» **What you are asked to do**
Repeat every record exactly, but keep images out of the copy.

» **Data rows**
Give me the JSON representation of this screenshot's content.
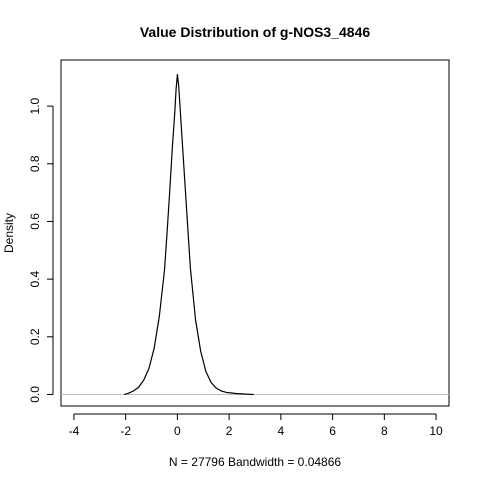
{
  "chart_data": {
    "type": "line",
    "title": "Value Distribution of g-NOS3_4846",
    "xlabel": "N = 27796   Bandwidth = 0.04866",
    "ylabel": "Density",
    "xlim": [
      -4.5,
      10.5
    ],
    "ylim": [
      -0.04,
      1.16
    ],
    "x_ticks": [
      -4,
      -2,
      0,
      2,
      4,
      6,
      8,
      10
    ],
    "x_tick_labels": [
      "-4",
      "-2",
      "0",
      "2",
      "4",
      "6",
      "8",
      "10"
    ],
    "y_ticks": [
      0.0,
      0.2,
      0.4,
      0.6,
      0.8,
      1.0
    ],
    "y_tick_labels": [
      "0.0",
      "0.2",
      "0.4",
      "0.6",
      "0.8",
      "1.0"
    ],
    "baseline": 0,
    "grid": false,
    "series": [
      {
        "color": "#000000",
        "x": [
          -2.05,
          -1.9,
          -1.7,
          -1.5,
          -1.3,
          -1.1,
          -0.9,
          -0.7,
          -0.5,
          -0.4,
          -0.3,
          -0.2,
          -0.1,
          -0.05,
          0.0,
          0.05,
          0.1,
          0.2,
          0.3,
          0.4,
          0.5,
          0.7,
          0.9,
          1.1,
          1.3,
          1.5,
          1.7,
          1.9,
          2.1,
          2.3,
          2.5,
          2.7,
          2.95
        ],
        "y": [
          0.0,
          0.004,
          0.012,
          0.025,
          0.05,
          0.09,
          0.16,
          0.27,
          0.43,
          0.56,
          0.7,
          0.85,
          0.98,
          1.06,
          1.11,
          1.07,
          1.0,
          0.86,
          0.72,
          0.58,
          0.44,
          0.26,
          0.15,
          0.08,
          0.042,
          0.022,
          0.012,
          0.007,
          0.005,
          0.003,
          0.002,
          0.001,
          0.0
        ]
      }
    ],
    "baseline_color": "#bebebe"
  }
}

» **Solution below**
Give me the JSON representation of this screenshot's content.
{
  "chart_data": {
    "type": "line",
    "title": "Value Distribution of g-NOS3_4846",
    "xlabel": "N = 27796   Bandwidth = 0.04866",
    "ylabel": "Density",
    "xlim": [
      -4.5,
      10.5
    ],
    "ylim": [
      -0.04,
      1.16
    ],
    "x_ticks": [
      -4,
      -2,
      0,
      2,
      4,
      6,
      8,
      10
    ],
    "x_tick_labels": [
      "-4",
      "-2",
      "0",
      "2",
      "4",
      "6",
      "8",
      "10"
    ],
    "y_ticks": [
      0.0,
      0.2,
      0.4,
      0.6,
      0.8,
      1.0
    ],
    "y_tick_labels": [
      "0.0",
      "0.2",
      "0.4",
      "0.6",
      "0.8",
      "1.0"
    ],
    "baseline": 0,
    "grid": false,
    "series": [
      {
        "color": "#000000",
        "x": [
          -2.05,
          -1.9,
          -1.7,
          -1.5,
          -1.3,
          -1.1,
          -0.9,
          -0.7,
          -0.5,
          -0.4,
          -0.3,
          -0.2,
          -0.1,
          -0.05,
          0.0,
          0.05,
          0.1,
          0.2,
          0.3,
          0.4,
          0.5,
          0.7,
          0.9,
          1.1,
          1.3,
          1.5,
          1.7,
          1.9,
          2.1,
          2.3,
          2.5,
          2.7,
          2.95
        ],
        "y": [
          0.0,
          0.004,
          0.012,
          0.025,
          0.05,
          0.09,
          0.16,
          0.27,
          0.43,
          0.56,
          0.7,
          0.85,
          0.98,
          1.06,
          1.11,
          1.07,
          1.0,
          0.86,
          0.72,
          0.58,
          0.44,
          0.26,
          0.15,
          0.08,
          0.042,
          0.022,
          0.012,
          0.007,
          0.005,
          0.003,
          0.002,
          0.001,
          0.0
        ]
      }
    ],
    "baseline_color": "#bebebe"
  }
}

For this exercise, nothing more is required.